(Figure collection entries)
────────────────────────────────────────

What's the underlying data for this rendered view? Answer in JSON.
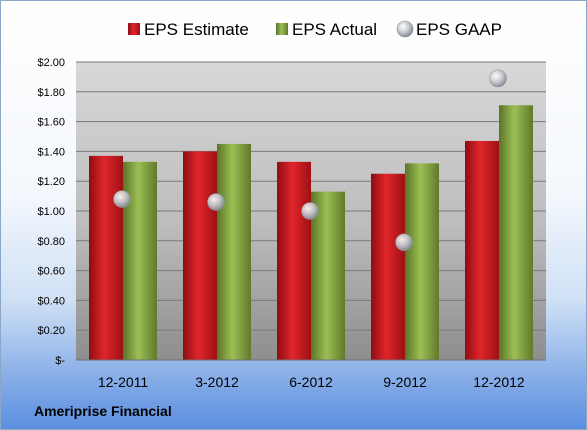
{
  "chart_data": {
    "type": "bar",
    "categories": [
      "12-2011",
      "3-2012",
      "6-2012",
      "9-2012",
      "12-2012"
    ],
    "series": [
      {
        "name": "EPS Estimate",
        "type": "bar",
        "color": "#c0171c",
        "values": [
          1.37,
          1.4,
          1.33,
          1.25,
          1.47
        ]
      },
      {
        "name": "EPS Actual",
        "type": "bar",
        "color": "#7a9a3a",
        "values": [
          1.33,
          1.45,
          1.13,
          1.32,
          1.71
        ]
      },
      {
        "name": "EPS GAAP",
        "type": "scatter",
        "color": "#b8bcc4",
        "values": [
          1.08,
          1.06,
          1.0,
          0.79,
          1.89
        ]
      }
    ],
    "ylim": [
      0,
      2.0
    ],
    "yticks": [
      {
        "value": 2.0,
        "label": "$2.00"
      },
      {
        "value": 1.8,
        "label": "$1.80"
      },
      {
        "value": 1.6,
        "label": "$1.60"
      },
      {
        "value": 1.4,
        "label": "$1.40"
      },
      {
        "value": 1.2,
        "label": "$1.20"
      },
      {
        "value": 1.0,
        "label": "$1.00"
      },
      {
        "value": 0.8,
        "label": "$0.80"
      },
      {
        "value": 0.6,
        "label": "$0.60"
      },
      {
        "value": 0.4,
        "label": "$0.40"
      },
      {
        "value": 0.2,
        "label": "$0.20"
      },
      {
        "value": 0.0,
        "label": "$-"
      }
    ],
    "legend_position": "top",
    "grid": true
  },
  "footer": {
    "company": "Ameriprise Financial"
  }
}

────────────────────────────────────────

▶ _Instruction_
Without the pictures, repeat all the records word for word.

▶ _Solution to this exercise_
What's the underlying data for this rendered view? Answer in JSON.
{
  "chart_data": {
    "type": "bar",
    "categories": [
      "12-2011",
      "3-2012",
      "6-2012",
      "9-2012",
      "12-2012"
    ],
    "series": [
      {
        "name": "EPS Estimate",
        "type": "bar",
        "color": "#c0171c",
        "values": [
          1.37,
          1.4,
          1.33,
          1.25,
          1.47
        ]
      },
      {
        "name": "EPS Actual",
        "type": "bar",
        "color": "#7a9a3a",
        "values": [
          1.33,
          1.45,
          1.13,
          1.32,
          1.71
        ]
      },
      {
        "name": "EPS GAAP",
        "type": "scatter",
        "color": "#b8bcc4",
        "values": [
          1.08,
          1.06,
          1.0,
          0.79,
          1.89
        ]
      }
    ],
    "ylim": [
      0,
      2.0
    ],
    "yticks": [
      {
        "value": 2.0,
        "label": "$2.00"
      },
      {
        "value": 1.8,
        "label": "$1.80"
      },
      {
        "value": 1.6,
        "label": "$1.60"
      },
      {
        "value": 1.4,
        "label": "$1.40"
      },
      {
        "value": 1.2,
        "label": "$1.20"
      },
      {
        "value": 1.0,
        "label": "$1.00"
      },
      {
        "value": 0.8,
        "label": "$0.80"
      },
      {
        "value": 0.6,
        "label": "$0.60"
      },
      {
        "value": 0.4,
        "label": "$0.40"
      },
      {
        "value": 0.2,
        "label": "$0.20"
      },
      {
        "value": 0.0,
        "label": "$-"
      }
    ],
    "legend_position": "top",
    "grid": true
  },
  "footer": {
    "company": "Ameriprise Financial"
  }
}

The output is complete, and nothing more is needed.